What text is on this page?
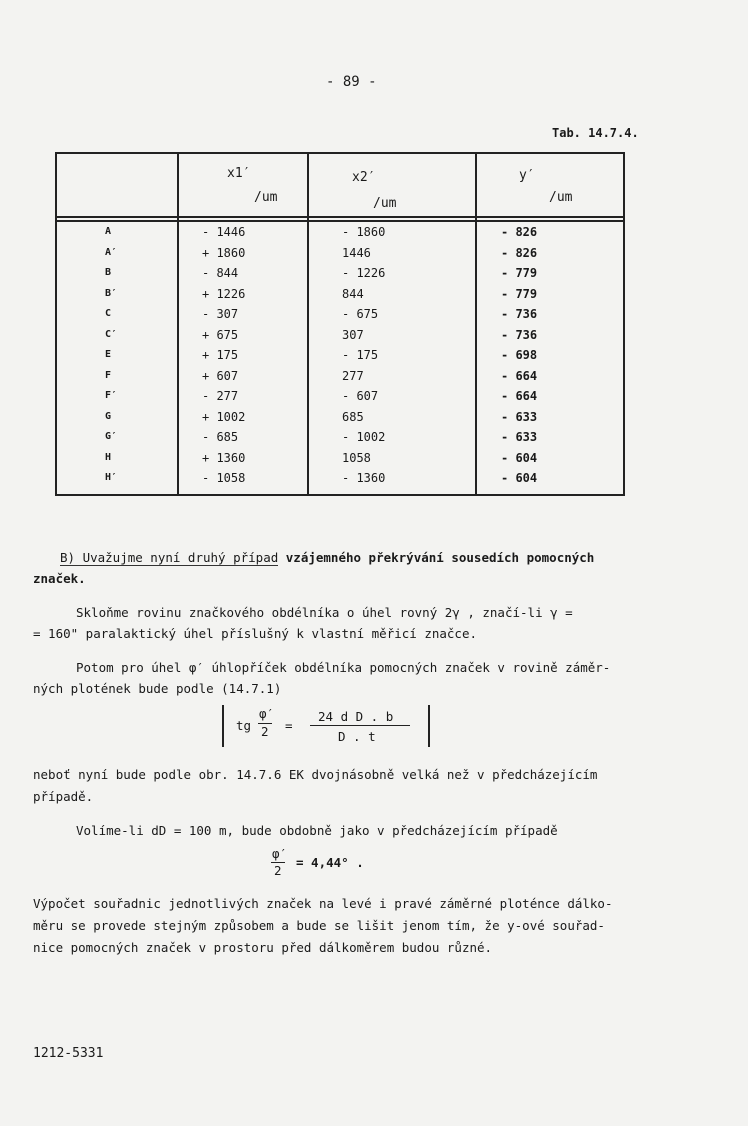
- 89 -
Tab. 14.7.4.
x1′
/um
x2′
/um
y′
/um
A
A′
B
B′
C
C′
E
F
F′
G
G′
H
H′
- 1446
+ 1860
- 844
+ 1226
- 307
+ 675
+ 175
+ 607
- 277
+ 1002
- 685
+ 1360
- 1058
- 1860
1446
- 1226
844
- 675
307
- 175
277
- 607
685
- 1002
1058
- 1360
- 826
- 826
- 779
- 779
- 736
- 736
- 698
- 664
- 664
- 633
- 633
- 604
- 604
B) Uvažujme nyní druhý případ vzájemného překrývání sousedích pomocných
značek.
Skloňme rovinu značkového obdélníka o úhel rovný 2γ , značí-li γ =
= 160" paralaktický úhel příslušný k vlastní měřicí značce.
Potom pro úhel φ′ úhlopříček obdélníka pomocných značek v rovině záměr-
ných plotének bude podle (14.7.1)
tg
φ′
2 =
24 d D . b
D . t
neboť nyní bude podle obr. 14.7.6 EK dvojnásobně velká než v předcházejícím
případě.
Volíme-li dD = 100 m, bude obdobně jako v předcházejícím případě
φ′
2
= 4,44° .
Výpočet souřadnic jednotlivých značek na levé i pravé záměrné ploténce dálko-
měru se provede stejným způsobem a bude se lišit jenom tím, že y-ové souřad-
nice pomocných značek v prostoru před dálkoměrem budou různé.
1212-5331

+ + + + + + +

Count the lines in the records above that contain the word "úhel", and give only the number.

3